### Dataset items
=== Section Start ===
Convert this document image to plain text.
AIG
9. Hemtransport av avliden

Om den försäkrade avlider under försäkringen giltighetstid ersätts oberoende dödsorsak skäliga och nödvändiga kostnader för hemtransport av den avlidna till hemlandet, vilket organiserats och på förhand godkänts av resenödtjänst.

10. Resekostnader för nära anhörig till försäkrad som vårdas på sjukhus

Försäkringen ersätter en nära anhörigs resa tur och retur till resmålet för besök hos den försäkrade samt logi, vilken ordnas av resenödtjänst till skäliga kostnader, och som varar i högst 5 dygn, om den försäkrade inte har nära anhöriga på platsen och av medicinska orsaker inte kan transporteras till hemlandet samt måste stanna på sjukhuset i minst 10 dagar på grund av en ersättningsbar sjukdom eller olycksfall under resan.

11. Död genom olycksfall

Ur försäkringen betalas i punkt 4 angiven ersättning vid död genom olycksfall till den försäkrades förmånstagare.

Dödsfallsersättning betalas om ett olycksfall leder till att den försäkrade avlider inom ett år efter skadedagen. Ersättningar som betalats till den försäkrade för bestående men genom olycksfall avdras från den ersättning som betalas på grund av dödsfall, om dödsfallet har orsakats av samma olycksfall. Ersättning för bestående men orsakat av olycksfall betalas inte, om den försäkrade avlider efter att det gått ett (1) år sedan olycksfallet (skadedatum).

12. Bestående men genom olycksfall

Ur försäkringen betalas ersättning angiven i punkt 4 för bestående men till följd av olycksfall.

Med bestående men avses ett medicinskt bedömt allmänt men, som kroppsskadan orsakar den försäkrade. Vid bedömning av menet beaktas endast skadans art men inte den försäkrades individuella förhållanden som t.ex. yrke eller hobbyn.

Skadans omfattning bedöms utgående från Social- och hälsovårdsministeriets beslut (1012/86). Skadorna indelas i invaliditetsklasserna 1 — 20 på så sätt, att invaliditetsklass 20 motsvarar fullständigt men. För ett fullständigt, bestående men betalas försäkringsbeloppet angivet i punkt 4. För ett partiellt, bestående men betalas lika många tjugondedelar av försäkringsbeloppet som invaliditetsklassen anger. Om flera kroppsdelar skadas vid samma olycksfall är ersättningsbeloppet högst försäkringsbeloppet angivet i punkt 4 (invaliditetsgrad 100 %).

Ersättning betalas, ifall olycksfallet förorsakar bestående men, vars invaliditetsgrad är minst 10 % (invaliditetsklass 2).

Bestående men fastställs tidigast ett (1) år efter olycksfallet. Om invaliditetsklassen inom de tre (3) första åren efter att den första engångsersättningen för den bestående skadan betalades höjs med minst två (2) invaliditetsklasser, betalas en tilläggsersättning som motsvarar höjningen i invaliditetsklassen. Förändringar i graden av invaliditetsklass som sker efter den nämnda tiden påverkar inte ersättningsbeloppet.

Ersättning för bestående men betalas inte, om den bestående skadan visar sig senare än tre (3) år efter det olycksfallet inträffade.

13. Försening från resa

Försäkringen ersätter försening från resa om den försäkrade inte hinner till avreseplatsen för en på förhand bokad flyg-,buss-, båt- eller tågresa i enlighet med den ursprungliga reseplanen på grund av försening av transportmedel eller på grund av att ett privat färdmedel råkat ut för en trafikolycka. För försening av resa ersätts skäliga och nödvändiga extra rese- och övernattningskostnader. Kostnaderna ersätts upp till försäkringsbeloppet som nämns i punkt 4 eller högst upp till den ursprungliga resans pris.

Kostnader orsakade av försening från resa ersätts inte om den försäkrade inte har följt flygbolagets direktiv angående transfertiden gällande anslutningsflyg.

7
=== Section End ===
### EXERCISE DETAILS
Lines with the word "angiven" in them are the answer; report each one from the data.

### SOLUTION FOR THIS PROBLEM
Ur försäkringen betalas i punkt 4 angiven ersättning vid död genom olycksfall till den försäkrades förmånstagare.
Ur försäkringen betalas ersättning angiven i punkt 4 för bestående men till följd av olycksfall.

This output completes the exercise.